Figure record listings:
--- --- ---
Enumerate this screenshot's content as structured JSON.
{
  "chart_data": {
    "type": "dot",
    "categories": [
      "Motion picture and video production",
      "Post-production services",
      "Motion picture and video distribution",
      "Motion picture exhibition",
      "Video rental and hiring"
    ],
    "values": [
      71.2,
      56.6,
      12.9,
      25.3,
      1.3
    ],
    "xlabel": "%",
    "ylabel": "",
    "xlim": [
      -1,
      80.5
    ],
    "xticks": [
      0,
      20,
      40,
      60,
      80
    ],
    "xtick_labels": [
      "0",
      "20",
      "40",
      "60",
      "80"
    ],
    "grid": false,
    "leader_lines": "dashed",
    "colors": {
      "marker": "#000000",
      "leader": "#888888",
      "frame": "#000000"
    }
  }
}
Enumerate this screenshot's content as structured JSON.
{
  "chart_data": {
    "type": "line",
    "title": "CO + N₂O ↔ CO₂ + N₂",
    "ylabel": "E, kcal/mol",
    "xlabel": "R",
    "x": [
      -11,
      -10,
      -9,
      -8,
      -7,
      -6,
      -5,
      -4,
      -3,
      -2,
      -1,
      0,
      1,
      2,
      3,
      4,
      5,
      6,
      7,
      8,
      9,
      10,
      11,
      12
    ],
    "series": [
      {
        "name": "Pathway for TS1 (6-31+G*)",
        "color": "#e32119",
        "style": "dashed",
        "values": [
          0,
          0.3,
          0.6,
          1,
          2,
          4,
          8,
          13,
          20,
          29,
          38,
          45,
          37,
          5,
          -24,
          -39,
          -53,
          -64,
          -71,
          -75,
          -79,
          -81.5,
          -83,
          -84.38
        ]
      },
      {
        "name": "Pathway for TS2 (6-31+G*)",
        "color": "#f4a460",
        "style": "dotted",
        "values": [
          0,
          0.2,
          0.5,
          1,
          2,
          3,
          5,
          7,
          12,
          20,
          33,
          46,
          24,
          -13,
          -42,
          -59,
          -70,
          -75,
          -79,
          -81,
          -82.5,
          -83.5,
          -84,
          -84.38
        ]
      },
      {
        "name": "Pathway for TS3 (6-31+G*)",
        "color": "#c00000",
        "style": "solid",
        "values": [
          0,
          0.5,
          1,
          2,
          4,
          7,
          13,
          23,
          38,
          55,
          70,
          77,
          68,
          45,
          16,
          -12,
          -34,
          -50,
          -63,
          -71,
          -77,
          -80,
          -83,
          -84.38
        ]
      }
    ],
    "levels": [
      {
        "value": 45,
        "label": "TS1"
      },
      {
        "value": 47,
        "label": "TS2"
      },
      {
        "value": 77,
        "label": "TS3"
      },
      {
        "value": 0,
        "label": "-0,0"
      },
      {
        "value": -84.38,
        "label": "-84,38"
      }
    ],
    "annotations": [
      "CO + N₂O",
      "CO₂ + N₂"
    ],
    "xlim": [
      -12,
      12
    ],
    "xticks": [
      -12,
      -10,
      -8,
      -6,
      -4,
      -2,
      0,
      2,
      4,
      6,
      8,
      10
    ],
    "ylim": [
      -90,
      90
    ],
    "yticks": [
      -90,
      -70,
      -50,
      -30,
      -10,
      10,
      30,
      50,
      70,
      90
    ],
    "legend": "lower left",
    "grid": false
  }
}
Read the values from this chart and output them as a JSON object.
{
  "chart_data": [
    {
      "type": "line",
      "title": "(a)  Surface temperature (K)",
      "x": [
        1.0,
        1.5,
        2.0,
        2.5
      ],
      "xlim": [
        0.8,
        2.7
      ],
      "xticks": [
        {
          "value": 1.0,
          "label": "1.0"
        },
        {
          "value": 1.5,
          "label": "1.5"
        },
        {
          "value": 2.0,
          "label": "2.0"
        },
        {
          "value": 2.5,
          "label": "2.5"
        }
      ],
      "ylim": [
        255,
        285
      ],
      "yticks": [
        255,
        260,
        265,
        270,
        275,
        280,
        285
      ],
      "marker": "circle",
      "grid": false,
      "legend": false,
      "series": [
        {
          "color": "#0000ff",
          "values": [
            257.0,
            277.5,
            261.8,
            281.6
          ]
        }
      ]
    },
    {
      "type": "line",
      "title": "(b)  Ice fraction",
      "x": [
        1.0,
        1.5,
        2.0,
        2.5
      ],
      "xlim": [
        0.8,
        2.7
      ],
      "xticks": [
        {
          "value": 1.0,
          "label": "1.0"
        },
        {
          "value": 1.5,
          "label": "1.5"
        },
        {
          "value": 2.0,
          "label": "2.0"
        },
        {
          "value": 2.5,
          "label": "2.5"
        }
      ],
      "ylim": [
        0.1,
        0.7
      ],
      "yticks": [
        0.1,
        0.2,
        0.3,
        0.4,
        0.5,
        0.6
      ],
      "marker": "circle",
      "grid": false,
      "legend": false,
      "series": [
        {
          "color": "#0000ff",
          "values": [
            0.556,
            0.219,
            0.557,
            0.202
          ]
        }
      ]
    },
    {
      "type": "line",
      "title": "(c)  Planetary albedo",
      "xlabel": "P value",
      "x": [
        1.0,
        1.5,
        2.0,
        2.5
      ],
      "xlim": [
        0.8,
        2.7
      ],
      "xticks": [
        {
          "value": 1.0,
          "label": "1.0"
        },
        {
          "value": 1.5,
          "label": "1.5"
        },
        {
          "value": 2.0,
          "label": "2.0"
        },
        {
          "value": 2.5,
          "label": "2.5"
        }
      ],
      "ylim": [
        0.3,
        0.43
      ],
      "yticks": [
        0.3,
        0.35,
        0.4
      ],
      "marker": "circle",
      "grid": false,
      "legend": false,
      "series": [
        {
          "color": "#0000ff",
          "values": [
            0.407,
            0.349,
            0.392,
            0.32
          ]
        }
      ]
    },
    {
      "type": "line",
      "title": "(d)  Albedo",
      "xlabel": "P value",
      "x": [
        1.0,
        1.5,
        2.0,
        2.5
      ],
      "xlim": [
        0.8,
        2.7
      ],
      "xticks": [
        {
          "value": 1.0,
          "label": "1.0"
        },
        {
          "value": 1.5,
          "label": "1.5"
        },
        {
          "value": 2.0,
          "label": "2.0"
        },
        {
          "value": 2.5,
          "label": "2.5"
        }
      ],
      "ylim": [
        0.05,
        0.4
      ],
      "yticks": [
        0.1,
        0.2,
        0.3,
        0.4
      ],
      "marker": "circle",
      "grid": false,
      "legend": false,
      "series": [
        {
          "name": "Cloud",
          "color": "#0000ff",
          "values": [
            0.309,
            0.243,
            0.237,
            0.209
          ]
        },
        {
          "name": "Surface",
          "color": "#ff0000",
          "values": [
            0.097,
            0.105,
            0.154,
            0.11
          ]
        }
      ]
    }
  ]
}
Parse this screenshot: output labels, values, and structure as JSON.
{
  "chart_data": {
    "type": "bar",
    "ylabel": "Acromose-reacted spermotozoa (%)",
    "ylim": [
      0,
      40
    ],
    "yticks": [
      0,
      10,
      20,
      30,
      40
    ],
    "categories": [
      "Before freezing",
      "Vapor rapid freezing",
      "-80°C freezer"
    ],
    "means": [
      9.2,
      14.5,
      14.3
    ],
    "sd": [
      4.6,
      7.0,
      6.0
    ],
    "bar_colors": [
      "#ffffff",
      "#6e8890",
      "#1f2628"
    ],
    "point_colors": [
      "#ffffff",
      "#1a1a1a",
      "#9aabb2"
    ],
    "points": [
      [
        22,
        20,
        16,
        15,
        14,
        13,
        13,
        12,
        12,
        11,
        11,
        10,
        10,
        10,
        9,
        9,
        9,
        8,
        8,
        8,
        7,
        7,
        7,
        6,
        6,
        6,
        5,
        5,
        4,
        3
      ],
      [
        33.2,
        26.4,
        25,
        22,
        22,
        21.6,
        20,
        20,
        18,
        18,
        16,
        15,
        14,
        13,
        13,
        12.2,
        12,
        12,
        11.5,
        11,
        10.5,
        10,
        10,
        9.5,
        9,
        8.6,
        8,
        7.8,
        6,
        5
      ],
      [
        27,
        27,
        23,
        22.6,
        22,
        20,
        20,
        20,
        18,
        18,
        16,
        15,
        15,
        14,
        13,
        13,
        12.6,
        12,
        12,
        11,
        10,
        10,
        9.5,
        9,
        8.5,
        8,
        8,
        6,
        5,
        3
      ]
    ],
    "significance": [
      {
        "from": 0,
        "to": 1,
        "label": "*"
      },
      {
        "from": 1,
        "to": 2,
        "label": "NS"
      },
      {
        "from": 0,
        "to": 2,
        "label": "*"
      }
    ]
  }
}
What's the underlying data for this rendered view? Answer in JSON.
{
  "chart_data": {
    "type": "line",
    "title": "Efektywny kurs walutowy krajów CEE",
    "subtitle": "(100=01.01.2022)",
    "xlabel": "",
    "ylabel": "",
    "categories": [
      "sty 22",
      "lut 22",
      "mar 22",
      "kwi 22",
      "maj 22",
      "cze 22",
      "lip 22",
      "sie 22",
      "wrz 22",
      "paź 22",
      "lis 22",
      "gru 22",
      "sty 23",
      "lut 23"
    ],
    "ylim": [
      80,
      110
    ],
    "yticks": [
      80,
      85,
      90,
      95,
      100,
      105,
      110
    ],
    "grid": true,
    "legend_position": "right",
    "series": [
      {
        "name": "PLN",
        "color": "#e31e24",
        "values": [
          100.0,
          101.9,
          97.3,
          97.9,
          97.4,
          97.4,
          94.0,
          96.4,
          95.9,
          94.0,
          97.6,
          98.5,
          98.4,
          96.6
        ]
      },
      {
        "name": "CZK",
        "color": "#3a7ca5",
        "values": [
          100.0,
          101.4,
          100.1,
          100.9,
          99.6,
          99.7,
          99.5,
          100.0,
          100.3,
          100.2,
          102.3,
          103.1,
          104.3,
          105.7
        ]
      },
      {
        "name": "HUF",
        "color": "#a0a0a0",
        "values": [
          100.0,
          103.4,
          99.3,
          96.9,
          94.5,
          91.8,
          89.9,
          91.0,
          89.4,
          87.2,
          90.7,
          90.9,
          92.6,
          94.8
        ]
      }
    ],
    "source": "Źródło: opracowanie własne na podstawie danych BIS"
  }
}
--- --- ---
→ What is expected
Of the lines in the entries, how many include the word "ylabel"? State only the number.

→ Complete response
4